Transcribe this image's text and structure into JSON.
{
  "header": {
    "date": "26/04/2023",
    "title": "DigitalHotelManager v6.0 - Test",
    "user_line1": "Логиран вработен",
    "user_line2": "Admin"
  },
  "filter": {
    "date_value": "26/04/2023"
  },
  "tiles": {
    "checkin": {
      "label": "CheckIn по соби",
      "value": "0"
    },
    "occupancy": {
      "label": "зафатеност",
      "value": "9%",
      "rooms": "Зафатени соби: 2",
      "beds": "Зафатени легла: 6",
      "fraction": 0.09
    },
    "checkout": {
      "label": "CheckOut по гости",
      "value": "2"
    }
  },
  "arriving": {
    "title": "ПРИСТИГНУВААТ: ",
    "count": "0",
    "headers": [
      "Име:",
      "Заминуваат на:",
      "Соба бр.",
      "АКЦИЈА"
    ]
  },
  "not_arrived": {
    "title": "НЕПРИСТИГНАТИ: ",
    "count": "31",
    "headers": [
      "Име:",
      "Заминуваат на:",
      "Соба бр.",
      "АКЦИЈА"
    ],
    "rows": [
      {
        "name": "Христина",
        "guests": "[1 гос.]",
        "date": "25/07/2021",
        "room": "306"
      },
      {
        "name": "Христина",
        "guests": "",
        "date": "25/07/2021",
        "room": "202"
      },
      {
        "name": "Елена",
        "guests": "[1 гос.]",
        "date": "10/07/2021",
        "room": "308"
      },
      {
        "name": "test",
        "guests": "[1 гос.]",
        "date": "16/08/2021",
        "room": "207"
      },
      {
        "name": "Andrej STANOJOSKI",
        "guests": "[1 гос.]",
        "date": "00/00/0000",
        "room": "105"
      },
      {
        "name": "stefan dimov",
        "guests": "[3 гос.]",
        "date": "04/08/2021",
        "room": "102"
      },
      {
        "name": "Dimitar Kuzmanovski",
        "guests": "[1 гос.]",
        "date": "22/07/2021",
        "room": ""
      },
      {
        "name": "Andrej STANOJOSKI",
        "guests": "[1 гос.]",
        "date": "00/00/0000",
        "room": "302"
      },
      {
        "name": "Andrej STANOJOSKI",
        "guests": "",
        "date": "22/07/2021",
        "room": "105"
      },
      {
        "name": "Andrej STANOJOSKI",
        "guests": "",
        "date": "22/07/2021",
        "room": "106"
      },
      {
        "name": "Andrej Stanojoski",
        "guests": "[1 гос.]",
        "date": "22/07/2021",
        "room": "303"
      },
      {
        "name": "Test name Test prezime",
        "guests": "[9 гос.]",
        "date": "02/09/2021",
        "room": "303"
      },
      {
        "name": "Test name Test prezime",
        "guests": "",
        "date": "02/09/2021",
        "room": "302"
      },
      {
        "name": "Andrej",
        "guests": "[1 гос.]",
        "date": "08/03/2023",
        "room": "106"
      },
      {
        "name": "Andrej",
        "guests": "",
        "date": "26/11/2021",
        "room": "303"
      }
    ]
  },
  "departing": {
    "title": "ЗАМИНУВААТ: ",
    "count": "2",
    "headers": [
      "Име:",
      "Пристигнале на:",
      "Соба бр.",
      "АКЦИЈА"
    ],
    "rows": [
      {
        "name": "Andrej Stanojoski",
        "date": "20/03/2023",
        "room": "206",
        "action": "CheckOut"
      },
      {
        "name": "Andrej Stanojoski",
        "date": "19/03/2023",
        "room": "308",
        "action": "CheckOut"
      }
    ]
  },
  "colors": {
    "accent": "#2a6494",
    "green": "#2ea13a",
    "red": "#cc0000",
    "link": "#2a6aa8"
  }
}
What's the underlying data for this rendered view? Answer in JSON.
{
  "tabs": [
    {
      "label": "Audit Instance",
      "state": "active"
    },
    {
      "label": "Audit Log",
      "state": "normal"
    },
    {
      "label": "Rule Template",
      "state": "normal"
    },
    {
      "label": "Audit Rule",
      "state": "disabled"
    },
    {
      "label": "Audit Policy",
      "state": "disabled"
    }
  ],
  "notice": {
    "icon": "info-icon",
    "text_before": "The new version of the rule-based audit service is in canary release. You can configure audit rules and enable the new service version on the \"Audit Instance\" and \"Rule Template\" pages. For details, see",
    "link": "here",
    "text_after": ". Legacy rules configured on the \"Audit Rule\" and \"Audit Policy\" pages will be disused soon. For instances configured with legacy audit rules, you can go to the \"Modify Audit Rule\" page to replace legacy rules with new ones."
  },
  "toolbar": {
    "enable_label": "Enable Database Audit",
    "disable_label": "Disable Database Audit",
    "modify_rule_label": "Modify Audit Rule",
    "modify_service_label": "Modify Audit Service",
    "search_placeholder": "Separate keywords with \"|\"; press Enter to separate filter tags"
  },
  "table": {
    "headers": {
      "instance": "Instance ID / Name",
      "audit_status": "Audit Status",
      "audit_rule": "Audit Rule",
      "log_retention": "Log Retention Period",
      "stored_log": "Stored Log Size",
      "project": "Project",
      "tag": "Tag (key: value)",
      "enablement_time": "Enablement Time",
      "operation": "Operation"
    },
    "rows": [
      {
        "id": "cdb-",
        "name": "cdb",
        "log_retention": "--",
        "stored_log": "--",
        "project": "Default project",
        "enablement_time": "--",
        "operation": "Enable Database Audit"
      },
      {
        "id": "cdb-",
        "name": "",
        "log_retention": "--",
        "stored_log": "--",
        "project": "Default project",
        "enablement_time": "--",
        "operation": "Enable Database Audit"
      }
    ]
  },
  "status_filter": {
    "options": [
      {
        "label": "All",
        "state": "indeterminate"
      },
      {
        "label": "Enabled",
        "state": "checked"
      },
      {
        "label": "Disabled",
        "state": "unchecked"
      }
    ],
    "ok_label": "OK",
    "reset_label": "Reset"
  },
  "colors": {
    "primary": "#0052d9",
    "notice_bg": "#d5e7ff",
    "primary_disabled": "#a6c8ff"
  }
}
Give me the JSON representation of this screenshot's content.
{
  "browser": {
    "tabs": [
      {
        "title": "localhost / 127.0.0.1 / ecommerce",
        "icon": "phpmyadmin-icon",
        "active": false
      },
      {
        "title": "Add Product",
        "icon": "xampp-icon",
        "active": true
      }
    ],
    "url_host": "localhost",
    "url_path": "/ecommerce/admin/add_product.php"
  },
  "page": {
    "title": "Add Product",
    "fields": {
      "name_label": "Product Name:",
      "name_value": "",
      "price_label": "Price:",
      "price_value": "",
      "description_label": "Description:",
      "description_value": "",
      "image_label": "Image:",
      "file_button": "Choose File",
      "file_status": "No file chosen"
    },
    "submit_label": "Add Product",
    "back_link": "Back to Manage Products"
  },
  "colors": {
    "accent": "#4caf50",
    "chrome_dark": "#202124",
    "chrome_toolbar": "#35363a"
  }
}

YOUR OBJECTIVE: Your task is to quote the listing above word for word.

FULL ANSWER:
Transcribe this image's text and structure into JSON.
{
  "header": {
    "date": "26/04/2023",
    "title": "DigitalHotelManager v6.0 - Test",
    "user_line1": "Логиран вработен",
    "user_line2": "Admin"
  },
  "filter": {
    "date_value": "26/04/2023"
  },
  "tiles": {
    "checkin": {
      "label": "CheckIn по соби",
      "value": "0"
    },
    "occupancy": {
      "label": "зафатеност",
      "value": "9%",
      "rooms": "Зафатени соби: 2",
      "beds": "Зафатени легла: 6",
      "fraction": 0.09
    },
    "checkout": {
      "label": "CheckOut по гости",
      "value": "2"
    }
  },
  "arriving": {
    "title": "ПРИСТИГНУВААТ: ",
    "count": "0",
    "headers": [
      "Име:",
      "Заминуваат на:",
      "Соба бр.",
      "АКЦИЈА"
    ]
  },
  "not_arrived": {
    "title": "НЕПРИСТИГНАТИ: ",
    "count": "31",
    "headers": [
      "Име:",
      "Заминуваат на:",
      "Соба бр.",
      "АКЦИЈА"
    ],
    "rows": [
      {
        "name": "Христина",
        "guests": "[1 гос.]",
        "date": "25/07/2021",
        "room": "306"
      },
      {
        "name": "Христина",
        "guests": "",
        "date": "25/07/2021",
        "room": "202"
      },
      {
        "name": "Елена",
        "guests": "[1 гос.]",
        "date": "10/07/2021",
        "room": "308"
      },
      {
        "name": "test",
        "guests": "[1 гос.]",
        "date": "16/08/2021",
        "room": "207"
      },
      {
        "name": "Andrej STANOJOSKI",
        "guests": "[1 гос.]",
        "date": "00/00/0000",
        "room": "105"
      },
      {
        "name": "stefan dimov",
        "guests": "[3 гос.]",
        "date": "04/08/2021",
        "room": "102"
      },
      {
        "name": "Dimitar Kuzmanovski",
        "guests": "[1 гос.]",
        "date": "22/07/2021",
        "room": ""
      },
      {
        "name": "Andrej STANOJOSKI",
        "guests": "[1 гос.]",
        "date": "00/00/0000",
        "room": "302"
      },
      {
        "name": "Andrej STANOJOSKI",
        "guests": "",
        "date": "22/07/2021",
        "room": "105"
      },
      {
        "name": "Andrej STANOJOSKI",
        "guests": "",
        "date": "22/07/2021",
        "room": "106"
      },
      {
        "name": "Andrej Stanojoski",
        "guests": "[1 гос.]",
        "date": "22/07/2021",
        "room": "303"
      },
      {
        "name": "Test name Test prezime",
        "guests": "[9 гос.]",
        "date": "02/09/2021",
        "room": "303"
      },
      {
        "name": "Test name Test prezime",
        "guests": "",
        "date": "02/09/2021",
        "room": "302"
      },
      {
        "name": "Andrej",
        "guests": "[1 гос.]",
        "date": "08/03/2023",
        "room": "106"
      },
      {
        "name": "Andrej",
        "guests": "",
        "date": "26/11/2021",
        "room": "303"
      }
    ]
  },
  "departing": {
    "title": "ЗАМИНУВААТ: ",
    "count": "2",
    "headers": [
      "Име:",
      "Пристигнале на:",
      "Соба бр.",
      "АКЦИЈА"
    ],
    "rows": [
      {
        "name": "Andrej Stanojoski",
        "date": "20/03/2023",
        "room": "206",
        "action": "CheckOut"
      },
      {
        "name": "Andrej Stanojoski",
        "date": "19/03/2023",
        "room": "308",
        "action": "CheckOut"
      }
    ]
  },
  "colors": {
    "accent": "#2a6494",
    "green": "#2ea13a",
    "red": "#cc0000",
    "link": "#2a6aa8"
  }
}
What's the underlying data for this rendered view? Answer in JSON.
{
  "tabs": [
    {
      "label": "Audit Instance",
      "state": "active"
    },
    {
      "label": "Audit Log",
      "state": "normal"
    },
    {
      "label": "Rule Template",
      "state": "normal"
    },
    {
      "label": "Audit Rule",
      "state": "disabled"
    },
    {
      "label": "Audit Policy",
      "state": "disabled"
    }
  ],
  "notice": {
    "icon": "info-icon",
    "text_before": "The new version of the rule-based audit service is in canary release. You can configure audit rules and enable the new service version on the \"Audit Instance\" and \"Rule Template\" pages. For details, see",
    "link": "here",
    "text_after": ". Legacy rules configured on the \"Audit Rule\" and \"Audit Policy\" pages will be disused soon. For instances configured with legacy audit rules, you can go to the \"Modify Audit Rule\" page to replace legacy rules with new ones."
  },
  "toolbar": {
    "enable_label": "Enable Database Audit",
    "disable_label": "Disable Database Audit",
    "modify_rule_label": "Modify Audit Rule",
    "modify_service_label": "Modify Audit Service",
    "search_placeholder": "Separate keywords with \"|\"; press Enter to separate filter tags"
  },
  "table": {
    "headers": {
      "instance": "Instance ID / Name",
      "audit_status": "Audit Status",
      "audit_rule": "Audit Rule",
      "log_retention": "Log Retention Period",
      "stored_log": "Stored Log Size",
      "project": "Project",
      "tag": "Tag (key: value)",
      "enablement_time": "Enablement Time",
      "operation": "Operation"
    },
    "rows": [
      {
        "id": "cdb-",
        "name": "cdb",
        "log_retention": "--",
        "stored_log": "--",
        "project": "Default project",
        "enablement_time": "--",
        "operation": "Enable Database Audit"
      },
      {
        "id": "cdb-",
        "name": "",
        "log_retention": "--",
        "stored_log": "--",
        "project": "Default project",
        "enablement_time": "--",
        "operation": "Enable Database Audit"
      }
    ]
  },
  "status_filter": {
    "options": [
      {
        "label": "All",
        "state": "indeterminate"
      },
      {
        "label": "Enabled",
        "state": "checked"
      },
      {
        "label": "Disabled",
        "state": "unchecked"
      }
    ],
    "ok_label": "OK",
    "reset_label": "Reset"
  },
  "colors": {
    "primary": "#0052d9",
    "notice_bg": "#d5e7ff",
    "primary_disabled": "#a6c8ff"
  }
}
Give me the JSON representation of this screenshot's content.
{
  "browser": {
    "tabs": [
      {
        "title": "localhost / 127.0.0.1 / ecommerce",
        "icon": "phpmyadmin-icon",
        "active": false
      },
      {
        "title": "Add Product",
        "icon": "xampp-icon",
        "active": true
      }
    ],
    "url_host": "localhost",
    "url_path": "/ecommerce/admin/add_product.php"
  },
  "page": {
    "title": "Add Product",
    "fields": {
      "name_label": "Product Name:",
      "name_value": "",
      "price_label": "Price:",
      "price_value": "",
      "description_label": "Description:",
      "description_value": "",
      "image_label": "Image:",
      "file_button": "Choose File",
      "file_status": "No file chosen"
    },
    "submit_label": "Add Product",
    "back_link": "Back to Manage Products"
  },
  "colors": {
    "accent": "#4caf50",
    "chrome_dark": "#202124",
    "chrome_toolbar": "#35363a"
  }
}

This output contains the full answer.